» **Exercise aim**:
Everything from the line containing "Output a JSON" to the last line of the records must be returned verbatim; nothing else belongs in the output.

» **Records for the task**:
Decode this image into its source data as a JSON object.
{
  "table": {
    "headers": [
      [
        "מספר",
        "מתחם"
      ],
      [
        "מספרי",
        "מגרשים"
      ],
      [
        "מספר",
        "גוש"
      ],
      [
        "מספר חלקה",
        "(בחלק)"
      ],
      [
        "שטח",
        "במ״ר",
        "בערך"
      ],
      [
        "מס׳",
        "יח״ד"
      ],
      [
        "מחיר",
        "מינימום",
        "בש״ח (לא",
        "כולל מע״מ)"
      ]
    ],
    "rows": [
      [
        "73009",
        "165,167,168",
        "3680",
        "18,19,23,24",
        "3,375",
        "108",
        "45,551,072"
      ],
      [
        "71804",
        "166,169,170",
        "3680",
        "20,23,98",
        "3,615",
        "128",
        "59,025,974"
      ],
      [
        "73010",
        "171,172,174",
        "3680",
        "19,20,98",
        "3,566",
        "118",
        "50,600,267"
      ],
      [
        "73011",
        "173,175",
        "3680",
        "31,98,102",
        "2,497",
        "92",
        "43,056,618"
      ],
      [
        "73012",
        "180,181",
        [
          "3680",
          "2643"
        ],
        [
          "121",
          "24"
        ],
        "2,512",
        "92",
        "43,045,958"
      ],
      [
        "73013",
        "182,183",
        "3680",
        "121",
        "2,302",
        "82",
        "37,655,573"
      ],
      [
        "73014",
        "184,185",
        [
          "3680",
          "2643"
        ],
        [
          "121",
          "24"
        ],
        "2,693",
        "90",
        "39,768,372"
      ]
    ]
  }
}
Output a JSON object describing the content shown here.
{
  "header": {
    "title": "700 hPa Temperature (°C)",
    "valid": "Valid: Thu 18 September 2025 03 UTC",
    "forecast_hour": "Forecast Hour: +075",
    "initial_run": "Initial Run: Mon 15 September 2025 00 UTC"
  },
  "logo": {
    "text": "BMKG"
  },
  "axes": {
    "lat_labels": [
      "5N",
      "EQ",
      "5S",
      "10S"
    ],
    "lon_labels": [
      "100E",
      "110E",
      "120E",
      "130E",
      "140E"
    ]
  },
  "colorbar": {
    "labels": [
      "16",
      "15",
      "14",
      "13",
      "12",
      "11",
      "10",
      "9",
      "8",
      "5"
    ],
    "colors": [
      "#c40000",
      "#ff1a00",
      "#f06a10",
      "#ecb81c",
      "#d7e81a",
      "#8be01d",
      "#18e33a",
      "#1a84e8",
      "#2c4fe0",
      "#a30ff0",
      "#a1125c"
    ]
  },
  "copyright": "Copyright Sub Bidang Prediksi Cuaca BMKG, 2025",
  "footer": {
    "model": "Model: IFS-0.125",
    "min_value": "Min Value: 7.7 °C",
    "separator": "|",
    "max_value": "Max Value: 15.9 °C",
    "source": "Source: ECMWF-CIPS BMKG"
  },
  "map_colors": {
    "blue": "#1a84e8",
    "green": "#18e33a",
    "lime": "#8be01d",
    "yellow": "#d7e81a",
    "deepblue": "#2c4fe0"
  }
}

» **Problem solution**:
Output a JSON object describing the content shown here.
{
  "header": {
    "title": "700 hPa Temperature (°C)",
    "valid": "Valid: Thu 18 September 2025 03 UTC",
    "forecast_hour": "Forecast Hour: +075",
    "initial_run": "Initial Run: Mon 15 September 2025 00 UTC"
  },
  "logo": {
    "text": "BMKG"
  },
  "axes": {
    "lat_labels": [
      "5N",
      "EQ",
      "5S",
      "10S"
    ],
    "lon_labels": [
      "100E",
      "110E",
      "120E",
      "130E",
      "140E"
    ]
  },
  "colorbar": {
    "labels": [
      "16",
      "15",
      "14",
      "13",
      "12",
      "11",
      "10",
      "9",
      "8",
      "5"
    ],
    "colors": [
      "#c40000",
      "#ff1a00",
      "#f06a10",
      "#ecb81c",
      "#d7e81a",
      "#8be01d",
      "#18e33a",
      "#1a84e8",
      "#2c4fe0",
      "#a30ff0",
      "#a1125c"
    ]
  },
  "copyright": "Copyright Sub Bidang Prediksi Cuaca BMKG, 2025",
  "footer": {
    "model": "Model: IFS-0.125",
    "min_value": "Min Value: 7.7 °C",
    "separator": "|",
    "max_value": "Max Value: 15.9 °C",
    "source": "Source: ECMWF-CIPS BMKG"
  },
  "map_colors": {
    "blue": "#1a84e8",
    "green": "#18e33a",
    "lime": "#8be01d",
    "yellow": "#d7e81a",
    "deepblue": "#2c4fe0"
  }
}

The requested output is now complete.